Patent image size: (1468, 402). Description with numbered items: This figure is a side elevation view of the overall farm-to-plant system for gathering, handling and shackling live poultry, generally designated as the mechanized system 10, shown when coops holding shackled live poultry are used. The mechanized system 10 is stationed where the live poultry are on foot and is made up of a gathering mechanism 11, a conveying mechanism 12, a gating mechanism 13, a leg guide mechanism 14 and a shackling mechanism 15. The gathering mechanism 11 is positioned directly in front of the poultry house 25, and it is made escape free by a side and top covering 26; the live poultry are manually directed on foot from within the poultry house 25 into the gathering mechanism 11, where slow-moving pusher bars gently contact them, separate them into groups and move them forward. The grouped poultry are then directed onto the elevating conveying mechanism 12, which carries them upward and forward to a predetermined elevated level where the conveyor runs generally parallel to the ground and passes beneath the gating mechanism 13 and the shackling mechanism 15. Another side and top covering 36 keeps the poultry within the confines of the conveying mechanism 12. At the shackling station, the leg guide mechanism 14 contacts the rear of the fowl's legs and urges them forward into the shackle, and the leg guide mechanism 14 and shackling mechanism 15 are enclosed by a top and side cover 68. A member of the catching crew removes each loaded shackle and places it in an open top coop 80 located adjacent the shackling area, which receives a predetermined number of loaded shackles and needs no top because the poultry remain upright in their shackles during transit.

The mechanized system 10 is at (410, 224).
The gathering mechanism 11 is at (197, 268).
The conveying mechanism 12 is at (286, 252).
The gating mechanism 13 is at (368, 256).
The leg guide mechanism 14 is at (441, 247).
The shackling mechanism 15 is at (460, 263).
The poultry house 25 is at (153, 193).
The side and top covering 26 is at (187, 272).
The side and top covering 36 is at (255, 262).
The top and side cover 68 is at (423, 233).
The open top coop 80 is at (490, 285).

AIM - Show each line of the items above that contains the word "shackling", copying every such line in full.

SOLUTION FOR THIS PROBLEM -
Patent image size: (1468, 402). Description with numbered items: This figure is a side elevation view of the overall farm-to-plant system for gathering, handling and shackling live poultry, generally designated as the mechanized system 10, shown when coops holding shackled live poultry are used. The mechanized system 10 is stationed where the live poultry are on foot and is made up of a gathering mechanism 11, a conveying mechanism 12, a gating mechanism 13, a leg guide mechanism 14 and a shackling mechanism 15. The gathering mechanism 11 is positioned directly in front of the poultry house 25, and it is made escape free by a side and top covering 26; the live poultry are manually directed on foot from within the poultry house 25 into the gathering mechanism 11, where slow-moving pusher bars gently contact them, separate them into groups and move them forward. The grouped poultry are then directed onto the elevating conveying mechanism 12, which carries them upward and forward to a predetermined elevated level where the conveyor runs generally parallel to the ground and passes beneath the gating mechanism 13 and the shackling mechanism 15. Another side and top covering 36 keeps the poultry within the confines of the conveying mechanism 12. At the shackling station, the leg guide mechanism 14 contacts the rear of the fowl's legs and urges them forward into the shackle, and the leg guide mechanism 14 and shackling mechanism 15 are enclosed by a top and side cover 68. A member of the catching crew removes each loaded shackle and places it in an open top coop 80 located adjacent the shackling area, which receives a predetermined number of loaded shackles and needs no top because the poultry remain upright in their shackles during transit.
The shackling mechanism 15 is at (460, 263).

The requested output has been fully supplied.